**To be done**
How many lines in the data below contain the string "Text"? Tally them with case counting, and reply with the number alone.

**Data shown**
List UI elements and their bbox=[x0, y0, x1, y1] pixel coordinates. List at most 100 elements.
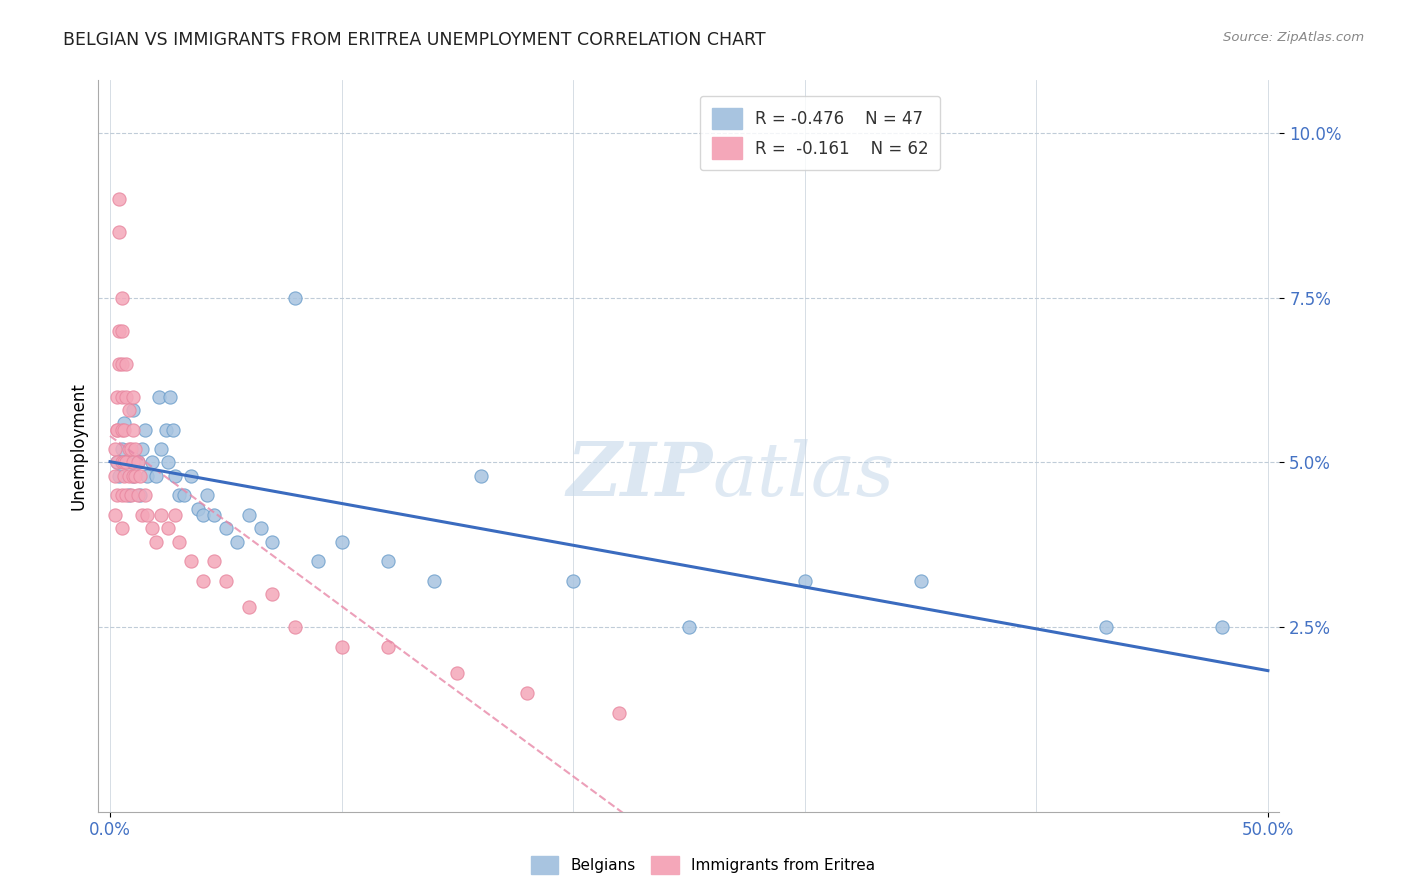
Point bbox=[330, 534, 353, 549]
Point bbox=[110, 521, 132, 535]
Point bbox=[110, 291, 132, 305]
Point bbox=[108, 357, 131, 371]
Point bbox=[112, 455, 135, 469]
Point bbox=[105, 423, 128, 437]
Point bbox=[108, 324, 131, 338]
Text: ZIP: ZIP bbox=[567, 439, 713, 511]
Point bbox=[117, 402, 139, 417]
Point bbox=[169, 488, 191, 502]
Point bbox=[678, 620, 700, 634]
Point bbox=[112, 468, 135, 483]
Point bbox=[156, 521, 179, 535]
Point bbox=[127, 488, 149, 502]
Point bbox=[134, 488, 156, 502]
Point bbox=[131, 442, 153, 457]
Point bbox=[470, 468, 492, 483]
Point bbox=[562, 574, 585, 588]
Point bbox=[127, 455, 149, 469]
Point bbox=[105, 455, 128, 469]
Point bbox=[112, 416, 135, 430]
Point bbox=[149, 442, 172, 457]
Point bbox=[122, 390, 145, 404]
Point bbox=[180, 468, 202, 483]
Point bbox=[115, 488, 138, 502]
Point bbox=[145, 468, 167, 483]
Point bbox=[131, 508, 153, 523]
Point bbox=[108, 225, 131, 239]
Point bbox=[122, 468, 145, 483]
Point bbox=[136, 468, 159, 483]
Point bbox=[187, 501, 209, 516]
Point bbox=[117, 442, 139, 457]
Point bbox=[117, 488, 139, 502]
Point bbox=[110, 442, 132, 457]
Point bbox=[180, 554, 202, 568]
Point bbox=[163, 508, 186, 523]
Point bbox=[110, 324, 132, 338]
Point bbox=[122, 402, 145, 417]
Text: atlas: atlas bbox=[713, 439, 894, 511]
Point bbox=[104, 468, 127, 483]
Point bbox=[104, 442, 127, 457]
Point bbox=[1094, 620, 1116, 634]
Legend: R = -0.476    N = 47, R =  -0.161    N = 62: R = -0.476 N = 47, R = -0.161 N = 62 bbox=[700, 96, 941, 170]
Point bbox=[307, 554, 329, 568]
Point bbox=[124, 468, 146, 483]
Point bbox=[120, 455, 142, 469]
Point bbox=[108, 192, 131, 206]
Point bbox=[238, 508, 260, 523]
Point bbox=[284, 620, 307, 634]
Point bbox=[226, 534, 249, 549]
Point bbox=[115, 455, 138, 469]
Point bbox=[159, 390, 181, 404]
Point bbox=[191, 574, 214, 588]
Point bbox=[115, 357, 138, 371]
Point bbox=[202, 554, 225, 568]
Y-axis label: Unemployment: Unemployment bbox=[69, 382, 87, 510]
Point bbox=[262, 587, 284, 601]
Point bbox=[115, 455, 138, 469]
Point bbox=[122, 423, 145, 437]
Point bbox=[330, 640, 353, 654]
Point bbox=[127, 455, 149, 469]
Point bbox=[249, 521, 271, 535]
Point bbox=[516, 686, 538, 700]
Point bbox=[110, 357, 132, 371]
Text: BELGIAN VS IMMIGRANTS FROM ERITREA UNEMPLOYMENT CORRELATION CHART: BELGIAN VS IMMIGRANTS FROM ERITREA UNEMP… bbox=[63, 31, 766, 49]
Point bbox=[173, 488, 195, 502]
Point bbox=[105, 455, 128, 469]
Point bbox=[122, 455, 145, 469]
Point bbox=[141, 521, 163, 535]
Point bbox=[120, 488, 142, 502]
Point bbox=[112, 423, 135, 437]
Point bbox=[262, 534, 284, 549]
Point bbox=[156, 455, 179, 469]
Point bbox=[145, 534, 167, 549]
Point bbox=[423, 574, 446, 588]
Point bbox=[105, 488, 128, 502]
Point bbox=[134, 423, 156, 437]
Point bbox=[793, 574, 815, 588]
Point bbox=[110, 455, 132, 469]
Point bbox=[120, 442, 142, 457]
Point bbox=[129, 468, 152, 483]
Point bbox=[215, 574, 238, 588]
Point bbox=[110, 390, 132, 404]
Point bbox=[108, 468, 131, 483]
Point bbox=[149, 508, 172, 523]
Point bbox=[105, 423, 128, 437]
Point bbox=[117, 468, 139, 483]
Point bbox=[141, 455, 163, 469]
Point bbox=[215, 521, 238, 535]
Point bbox=[377, 554, 399, 568]
Point bbox=[129, 488, 152, 502]
Point bbox=[284, 291, 307, 305]
Point bbox=[446, 666, 468, 681]
Point bbox=[202, 508, 225, 523]
Text: Source: ZipAtlas.com: Source: ZipAtlas.com bbox=[1223, 31, 1364, 45]
Point bbox=[377, 640, 399, 654]
Legend: Belgians, Immigrants from Eritrea: Belgians, Immigrants from Eritrea bbox=[524, 850, 882, 880]
Point bbox=[122, 468, 145, 483]
Point bbox=[155, 423, 177, 437]
Point bbox=[238, 600, 260, 615]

**Task response**
4